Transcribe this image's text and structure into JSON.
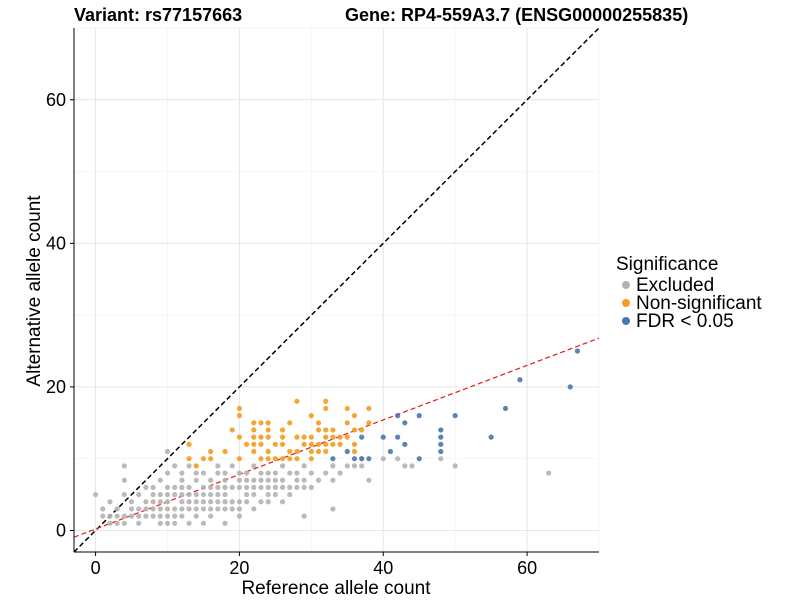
{
  "header": {
    "variant_label": "Variant: rs77157663",
    "gene_label": "Gene: RP4-559A3.7 (ENSG00000255835)"
  },
  "chart_data": {
    "type": "scatter",
    "xlabel": "Reference allele count",
    "ylabel": "Alternative allele count",
    "xlim": [
      -3,
      70
    ],
    "ylim": [
      -3,
      70
    ],
    "x_ticks": [
      0,
      20,
      40,
      60
    ],
    "y_ticks": [
      0,
      20,
      40,
      60
    ],
    "grid": true,
    "legend": {
      "title": "Significance",
      "position": "right",
      "entries": [
        "Excluded",
        "Non-significant",
        "FDR < 0.05"
      ]
    },
    "colors": {
      "Excluded": "#b3b3b3",
      "Non-significant": "#f39c1f",
      "FDR < 0.05": "#4a77aa",
      "identity_line": "#000000",
      "fit_line": "#e31a1c"
    },
    "reference_lines": [
      {
        "kind": "identity",
        "slope": 1,
        "intercept": 0,
        "style": "dashed"
      },
      {
        "kind": "fit",
        "slope": 0.38,
        "intercept": 0.2,
        "style": "dashed"
      }
    ],
    "series": [
      {
        "name": "Excluded",
        "points": [
          [
            0,
            5
          ],
          [
            1,
            2
          ],
          [
            1,
            3
          ],
          [
            2,
            1
          ],
          [
            2,
            2
          ],
          [
            2,
            4
          ],
          [
            3,
            1
          ],
          [
            3,
            2
          ],
          [
            3,
            3
          ],
          [
            4,
            1
          ],
          [
            4,
            2
          ],
          [
            4,
            5
          ],
          [
            4,
            9
          ],
          [
            4,
            7
          ],
          [
            5,
            2
          ],
          [
            5,
            3
          ],
          [
            5,
            4
          ],
          [
            6,
            1
          ],
          [
            6,
            2
          ],
          [
            6,
            3
          ],
          [
            6,
            5
          ],
          [
            7,
            2
          ],
          [
            7,
            3
          ],
          [
            7,
            4
          ],
          [
            7,
            6
          ],
          [
            8,
            2
          ],
          [
            8,
            3
          ],
          [
            8,
            4
          ],
          [
            8,
            5
          ],
          [
            8,
            6
          ],
          [
            9,
            1
          ],
          [
            9,
            2
          ],
          [
            9,
            3
          ],
          [
            9,
            4
          ],
          [
            9,
            5
          ],
          [
            9,
            7
          ],
          [
            10,
            1
          ],
          [
            10,
            2
          ],
          [
            10,
            3
          ],
          [
            10,
            4
          ],
          [
            10,
            5
          ],
          [
            10,
            6
          ],
          [
            10,
            8
          ],
          [
            10,
            11
          ],
          [
            11,
            1
          ],
          [
            11,
            2
          ],
          [
            11,
            3
          ],
          [
            11,
            5
          ],
          [
            11,
            6
          ],
          [
            11,
            9
          ],
          [
            12,
            2
          ],
          [
            12,
            3
          ],
          [
            12,
            4
          ],
          [
            12,
            5
          ],
          [
            12,
            6
          ],
          [
            12,
            7
          ],
          [
            12,
            8
          ],
          [
            13,
            1
          ],
          [
            13,
            3
          ],
          [
            13,
            4
          ],
          [
            13,
            5
          ],
          [
            13,
            6
          ],
          [
            13,
            9
          ],
          [
            14,
            2
          ],
          [
            14,
            3
          ],
          [
            14,
            4
          ],
          [
            14,
            5
          ],
          [
            14,
            7
          ],
          [
            14,
            8
          ],
          [
            15,
            1
          ],
          [
            15,
            3
          ],
          [
            15,
            4
          ],
          [
            15,
            5
          ],
          [
            15,
            6
          ],
          [
            15,
            8
          ],
          [
            16,
            2
          ],
          [
            16,
            3
          ],
          [
            16,
            4
          ],
          [
            16,
            5
          ],
          [
            16,
            6
          ],
          [
            16,
            7
          ],
          [
            17,
            3
          ],
          [
            17,
            4
          ],
          [
            17,
            5
          ],
          [
            17,
            6
          ],
          [
            17,
            8
          ],
          [
            17,
            9
          ],
          [
            18,
            1
          ],
          [
            18,
            3
          ],
          [
            18,
            4
          ],
          [
            18,
            5
          ],
          [
            18,
            6
          ],
          [
            18,
            7
          ],
          [
            18,
            8
          ],
          [
            19,
            3
          ],
          [
            19,
            4
          ],
          [
            19,
            6
          ],
          [
            19,
            9
          ],
          [
            20,
            2
          ],
          [
            20,
            3
          ],
          [
            20,
            4
          ],
          [
            20,
            6
          ],
          [
            20,
            7
          ],
          [
            20,
            8
          ],
          [
            21,
            4
          ],
          [
            21,
            5
          ],
          [
            21,
            6
          ],
          [
            21,
            7
          ],
          [
            21,
            8
          ],
          [
            22,
            3
          ],
          [
            22,
            5
          ],
          [
            22,
            6
          ],
          [
            22,
            7
          ],
          [
            22,
            9
          ],
          [
            23,
            4
          ],
          [
            23,
            6
          ],
          [
            23,
            7
          ],
          [
            23,
            8
          ],
          [
            24,
            4
          ],
          [
            24,
            5
          ],
          [
            24,
            6
          ],
          [
            24,
            7
          ],
          [
            24,
            8
          ],
          [
            25,
            5
          ],
          [
            25,
            6
          ],
          [
            25,
            7
          ],
          [
            25,
            8
          ],
          [
            26,
            4
          ],
          [
            26,
            6
          ],
          [
            26,
            7
          ],
          [
            26,
            9
          ],
          [
            27,
            5
          ],
          [
            27,
            6
          ],
          [
            27,
            8
          ],
          [
            28,
            6
          ],
          [
            28,
            7
          ],
          [
            28,
            8
          ],
          [
            29,
            2
          ],
          [
            29,
            6
          ],
          [
            29,
            7
          ],
          [
            29,
            9
          ],
          [
            30,
            6
          ],
          [
            30,
            8
          ],
          [
            31,
            7
          ],
          [
            32,
            8
          ],
          [
            33,
            3
          ],
          [
            33,
            7
          ],
          [
            33,
            9
          ],
          [
            34,
            8
          ],
          [
            35,
            9
          ],
          [
            36,
            9
          ],
          [
            37,
            9
          ],
          [
            37,
            10
          ],
          [
            38,
            7
          ],
          [
            40,
            10
          ],
          [
            42,
            10
          ],
          [
            43,
            9
          ],
          [
            44,
            9
          ],
          [
            48,
            10
          ],
          [
            50,
            9
          ],
          [
            63,
            8
          ]
        ]
      },
      {
        "name": "Non-significant",
        "points": [
          [
            13,
            10
          ],
          [
            13,
            12
          ],
          [
            14,
            9
          ],
          [
            15,
            10
          ],
          [
            16,
            10
          ],
          [
            16,
            11
          ],
          [
            18,
            11
          ],
          [
            19,
            14
          ],
          [
            20,
            10
          ],
          [
            20,
            13
          ],
          [
            20,
            16
          ],
          [
            20,
            17
          ],
          [
            21,
            12
          ],
          [
            22,
            11
          ],
          [
            22,
            12
          ],
          [
            22,
            13
          ],
          [
            22,
            14
          ],
          [
            22,
            15
          ],
          [
            23,
            10
          ],
          [
            23,
            12
          ],
          [
            23,
            13
          ],
          [
            23,
            15
          ],
          [
            24,
            10
          ],
          [
            24,
            11
          ],
          [
            24,
            13
          ],
          [
            24,
            14
          ],
          [
            24,
            15
          ],
          [
            25,
            10
          ],
          [
            25,
            12
          ],
          [
            26,
            10
          ],
          [
            26,
            12
          ],
          [
            26,
            13
          ],
          [
            26,
            14
          ],
          [
            27,
            10
          ],
          [
            27,
            11
          ],
          [
            27,
            15
          ],
          [
            28,
            10
          ],
          [
            28,
            11
          ],
          [
            28,
            13
          ],
          [
            28,
            18
          ],
          [
            29,
            12
          ],
          [
            29,
            13
          ],
          [
            30,
            10
          ],
          [
            30,
            11
          ],
          [
            30,
            12
          ],
          [
            30,
            13
          ],
          [
            30,
            16
          ],
          [
            31,
            11
          ],
          [
            31,
            12
          ],
          [
            31,
            14
          ],
          [
            31,
            15
          ],
          [
            32,
            11
          ],
          [
            32,
            12
          ],
          [
            32,
            13
          ],
          [
            32,
            14
          ],
          [
            32,
            17
          ],
          [
            32,
            18
          ],
          [
            33,
            12
          ],
          [
            33,
            13
          ],
          [
            33,
            14
          ],
          [
            34,
            12
          ],
          [
            34,
            13
          ],
          [
            35,
            13
          ],
          [
            35,
            15
          ],
          [
            35,
            17
          ],
          [
            36,
            11
          ],
          [
            36,
            12
          ],
          [
            36,
            14
          ],
          [
            36,
            16
          ],
          [
            37,
            14
          ],
          [
            38,
            15
          ],
          [
            38,
            17
          ]
        ]
      },
      {
        "name": "FDR < 0.05",
        "points": [
          [
            33,
            10
          ],
          [
            35,
            11
          ],
          [
            36,
            10
          ],
          [
            37,
            10
          ],
          [
            37,
            13
          ],
          [
            38,
            10
          ],
          [
            40,
            13
          ],
          [
            41,
            11
          ],
          [
            42,
            13
          ],
          [
            42,
            16
          ],
          [
            43,
            12
          ],
          [
            43,
            15
          ],
          [
            45,
            10
          ],
          [
            45,
            16
          ],
          [
            48,
            11
          ],
          [
            48,
            12
          ],
          [
            48,
            13
          ],
          [
            48,
            14
          ],
          [
            50,
            16
          ],
          [
            55,
            13
          ],
          [
            57,
            17
          ],
          [
            59,
            21
          ],
          [
            66,
            20
          ],
          [
            67,
            25
          ]
        ]
      }
    ]
  }
}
======
## [EXERCISE]
For the listing above, give the number of lines in which the string "Excluded" occurs, and nothing else.

## [SOLVED PROBLEM]
3